> [Task inputs]
# # # # # # #
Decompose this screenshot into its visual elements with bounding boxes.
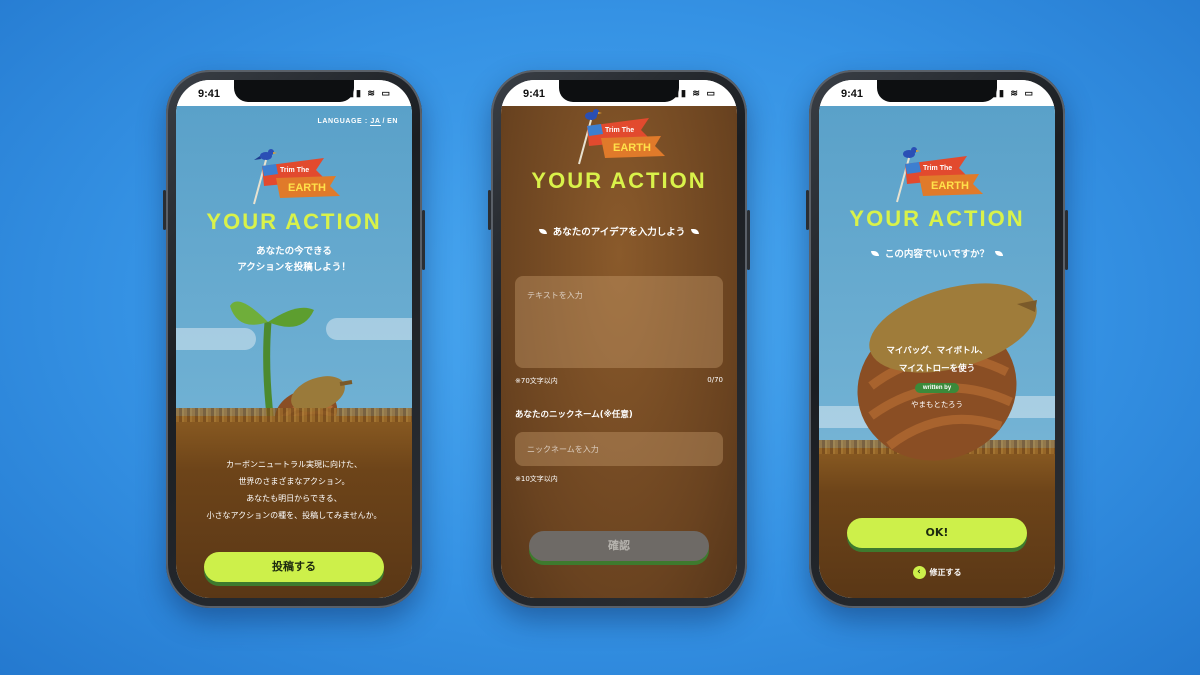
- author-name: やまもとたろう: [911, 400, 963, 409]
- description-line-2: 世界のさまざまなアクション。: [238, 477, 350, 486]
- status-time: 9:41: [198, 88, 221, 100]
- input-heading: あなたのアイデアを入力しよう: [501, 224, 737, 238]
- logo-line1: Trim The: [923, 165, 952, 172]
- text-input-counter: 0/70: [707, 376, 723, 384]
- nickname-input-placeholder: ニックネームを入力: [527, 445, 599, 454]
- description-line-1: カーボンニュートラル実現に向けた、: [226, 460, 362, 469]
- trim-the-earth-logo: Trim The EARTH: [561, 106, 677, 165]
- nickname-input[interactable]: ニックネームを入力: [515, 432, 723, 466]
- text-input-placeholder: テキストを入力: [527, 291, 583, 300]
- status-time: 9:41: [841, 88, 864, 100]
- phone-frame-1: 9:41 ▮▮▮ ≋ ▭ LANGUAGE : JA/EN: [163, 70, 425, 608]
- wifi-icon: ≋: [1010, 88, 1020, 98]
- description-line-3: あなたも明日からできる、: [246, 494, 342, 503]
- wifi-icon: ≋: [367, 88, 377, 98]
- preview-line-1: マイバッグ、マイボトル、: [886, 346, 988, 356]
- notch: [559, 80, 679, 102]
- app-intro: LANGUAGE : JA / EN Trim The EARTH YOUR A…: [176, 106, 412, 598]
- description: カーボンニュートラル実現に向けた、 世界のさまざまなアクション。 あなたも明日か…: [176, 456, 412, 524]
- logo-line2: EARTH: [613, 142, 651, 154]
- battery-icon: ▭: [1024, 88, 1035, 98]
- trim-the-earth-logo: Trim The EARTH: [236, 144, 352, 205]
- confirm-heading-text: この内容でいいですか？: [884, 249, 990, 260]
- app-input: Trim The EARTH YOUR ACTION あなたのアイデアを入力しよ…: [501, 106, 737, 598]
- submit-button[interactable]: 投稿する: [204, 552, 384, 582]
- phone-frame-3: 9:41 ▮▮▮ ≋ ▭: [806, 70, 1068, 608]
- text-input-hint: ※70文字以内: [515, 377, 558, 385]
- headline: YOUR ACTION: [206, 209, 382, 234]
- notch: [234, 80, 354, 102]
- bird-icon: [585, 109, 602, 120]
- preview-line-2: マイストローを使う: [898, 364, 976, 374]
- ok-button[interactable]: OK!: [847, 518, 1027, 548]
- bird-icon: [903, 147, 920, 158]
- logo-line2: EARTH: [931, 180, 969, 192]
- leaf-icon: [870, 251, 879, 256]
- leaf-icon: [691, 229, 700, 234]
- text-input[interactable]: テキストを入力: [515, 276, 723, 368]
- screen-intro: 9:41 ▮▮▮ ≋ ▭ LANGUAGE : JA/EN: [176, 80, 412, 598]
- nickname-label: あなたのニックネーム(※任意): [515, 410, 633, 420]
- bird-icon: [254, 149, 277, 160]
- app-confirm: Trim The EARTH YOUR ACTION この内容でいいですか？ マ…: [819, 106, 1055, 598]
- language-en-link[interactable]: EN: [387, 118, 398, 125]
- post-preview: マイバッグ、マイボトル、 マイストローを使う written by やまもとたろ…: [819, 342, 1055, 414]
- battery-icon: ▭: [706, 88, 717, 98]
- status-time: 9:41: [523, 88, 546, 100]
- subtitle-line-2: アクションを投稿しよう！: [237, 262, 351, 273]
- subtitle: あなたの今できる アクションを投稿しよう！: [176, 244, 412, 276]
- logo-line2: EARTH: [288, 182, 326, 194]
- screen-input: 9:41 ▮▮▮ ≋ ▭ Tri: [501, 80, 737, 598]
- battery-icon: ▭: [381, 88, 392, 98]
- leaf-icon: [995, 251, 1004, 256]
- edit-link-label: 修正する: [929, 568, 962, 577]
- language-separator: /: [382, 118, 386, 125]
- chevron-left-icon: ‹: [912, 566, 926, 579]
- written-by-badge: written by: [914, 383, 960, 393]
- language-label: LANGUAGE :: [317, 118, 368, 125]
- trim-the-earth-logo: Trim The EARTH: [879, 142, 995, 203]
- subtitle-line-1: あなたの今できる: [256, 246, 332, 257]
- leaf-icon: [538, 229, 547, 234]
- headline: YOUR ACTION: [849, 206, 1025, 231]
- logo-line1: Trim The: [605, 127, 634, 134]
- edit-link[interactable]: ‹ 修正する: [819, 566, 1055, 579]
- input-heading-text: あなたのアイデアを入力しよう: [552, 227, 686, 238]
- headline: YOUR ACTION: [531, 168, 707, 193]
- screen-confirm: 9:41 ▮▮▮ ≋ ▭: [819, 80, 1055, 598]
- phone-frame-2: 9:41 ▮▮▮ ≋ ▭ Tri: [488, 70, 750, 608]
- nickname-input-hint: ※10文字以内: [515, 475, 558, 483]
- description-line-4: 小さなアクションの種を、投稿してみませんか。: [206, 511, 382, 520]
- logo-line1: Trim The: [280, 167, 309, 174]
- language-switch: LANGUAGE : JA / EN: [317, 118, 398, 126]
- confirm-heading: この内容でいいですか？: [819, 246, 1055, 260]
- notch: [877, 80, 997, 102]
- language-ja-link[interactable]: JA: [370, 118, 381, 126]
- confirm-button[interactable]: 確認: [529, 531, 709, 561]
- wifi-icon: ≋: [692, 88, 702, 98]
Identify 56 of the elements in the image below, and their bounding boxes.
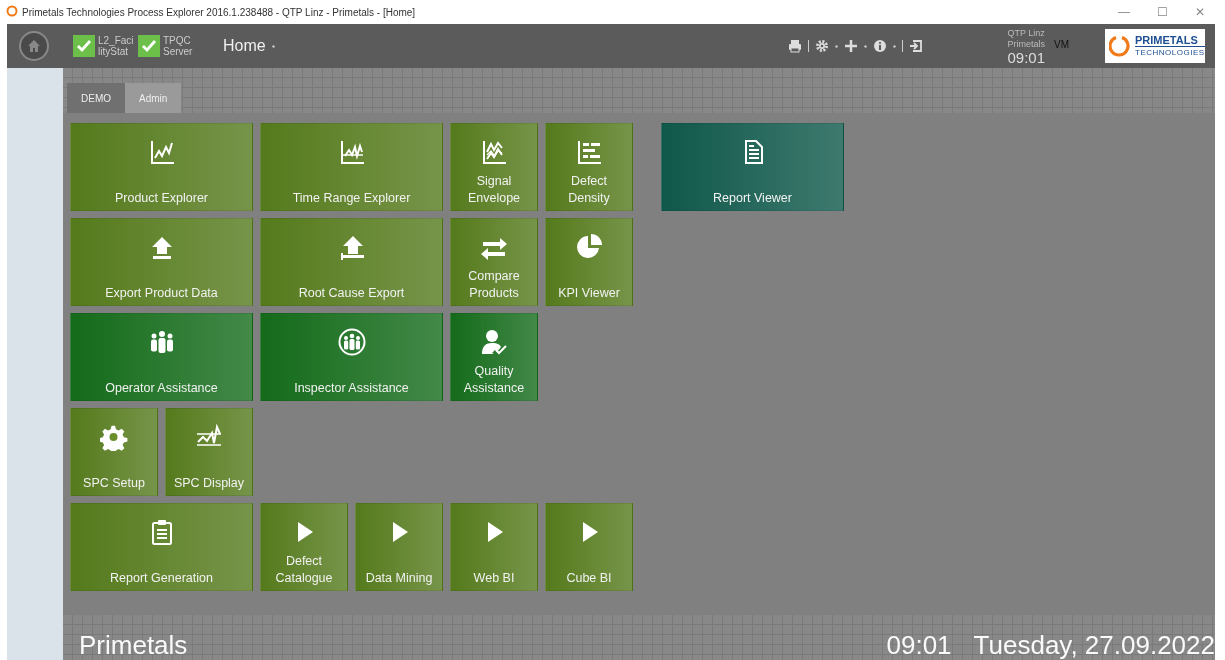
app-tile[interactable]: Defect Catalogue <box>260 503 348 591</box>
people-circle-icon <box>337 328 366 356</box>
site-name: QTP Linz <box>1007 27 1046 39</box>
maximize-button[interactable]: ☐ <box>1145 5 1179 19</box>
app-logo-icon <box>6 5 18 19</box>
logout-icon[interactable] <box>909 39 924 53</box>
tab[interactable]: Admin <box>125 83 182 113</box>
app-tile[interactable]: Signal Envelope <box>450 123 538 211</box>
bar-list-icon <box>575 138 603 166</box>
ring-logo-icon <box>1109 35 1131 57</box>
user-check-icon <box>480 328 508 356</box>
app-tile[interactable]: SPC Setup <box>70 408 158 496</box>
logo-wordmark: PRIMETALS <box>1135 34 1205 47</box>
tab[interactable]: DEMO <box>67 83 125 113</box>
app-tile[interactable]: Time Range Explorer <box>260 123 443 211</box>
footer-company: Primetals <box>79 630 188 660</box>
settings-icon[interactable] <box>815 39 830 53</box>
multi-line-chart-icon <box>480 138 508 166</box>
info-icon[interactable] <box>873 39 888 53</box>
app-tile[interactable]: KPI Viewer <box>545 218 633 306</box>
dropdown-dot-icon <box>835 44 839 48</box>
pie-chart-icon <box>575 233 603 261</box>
# # # # # # #
> [Task brief] Reproduce only the entries from the line with "- author-name: やまもとたろう: [911, 400, 963, 409]" up to and including the line with "- screen-intro: 9:41", with "status-time" changed to "clock-label" and every other character left unchanged.

> [Exercise answer]
- author-name: やまもとたろう: [911, 400, 963, 409]
- description-line-2: 世界のさまざまなアクション。: [238, 477, 350, 486]
- clock-label: 9:41: [198, 88, 221, 100]
- input-heading: あなたのアイデアを入力しよう: [501, 224, 737, 238]
- logo-line1: Trim The: [923, 165, 952, 172]
- text-input-counter: 0/70: [707, 376, 723, 384]
- nickname-input-placeholder: ニックネームを入力: [527, 445, 599, 454]
- description-line-1: カーボンニュートラル実現に向けた、: [226, 460, 362, 469]
- trim-the-earth-logo: Trim The EARTH: [561, 106, 677, 165]
- nickname-input[interactable]: ニックネームを入力: [515, 432, 723, 466]
- text-input-placeholder: テキストを入力: [527, 291, 583, 300]
- clock-label: 9:41: [841, 88, 864, 100]
- phone-frame-1: 9:41 ▮▮▮ ≋ ▭ LANGUAGE : JA/EN: [163, 70, 425, 608]
- wifi-icon: ≋: [1010, 88, 1020, 98]
- description-line-3: あなたも明日からできる、: [246, 494, 342, 503]
- wifi-icon: ≋: [367, 88, 377, 98]
- preview-line-1: マイバッグ、マイボトル、: [886, 346, 988, 356]
- notch: [559, 80, 679, 102]
- app-intro: LANGUAGE : JA / EN Trim The EARTH YOUR A…: [176, 106, 412, 598]
- description: カーボンニュートラル実現に向けた、 世界のさまざまなアクション。 あなたも明日か…: [176, 456, 412, 524]
- logo-line2: EARTH: [613, 142, 651, 154]
- battery-icon: ▭: [1024, 88, 1035, 98]
- trim-the-earth-logo: Trim The EARTH: [236, 144, 352, 205]
- confirm-heading-text: この内容でいいですか？: [884, 249, 990, 260]
- app-input: Trim The EARTH YOUR ACTION あなたのアイデアを入力しよ…: [501, 106, 737, 598]
- submit-button[interactable]: 投稿する: [204, 552, 384, 582]
- phone-frame-3: 9:41 ▮▮▮ ≋ ▭: [806, 70, 1068, 608]
- text-input-hint: ※70文字以内: [515, 377, 558, 385]
- headline: YOUR ACTION: [206, 209, 382, 234]
- notch: [234, 80, 354, 102]
- bird-icon: [585, 109, 602, 120]
- preview-line-2: マイストローを使う: [898, 364, 976, 374]
- ok-button[interactable]: OK!: [847, 518, 1027, 548]
- bird-icon: [903, 147, 920, 158]
- logo-line2: EARTH: [931, 180, 969, 192]
- leaf-icon: [870, 251, 879, 256]
- leaf-icon: [691, 229, 700, 234]
- text-input[interactable]: テキストを入力: [515, 276, 723, 368]
- screen-intro: 9:41 ▮▮▮ ≋ ▭ LANGUAGE : JA/EN: [176, 80, 412, 598]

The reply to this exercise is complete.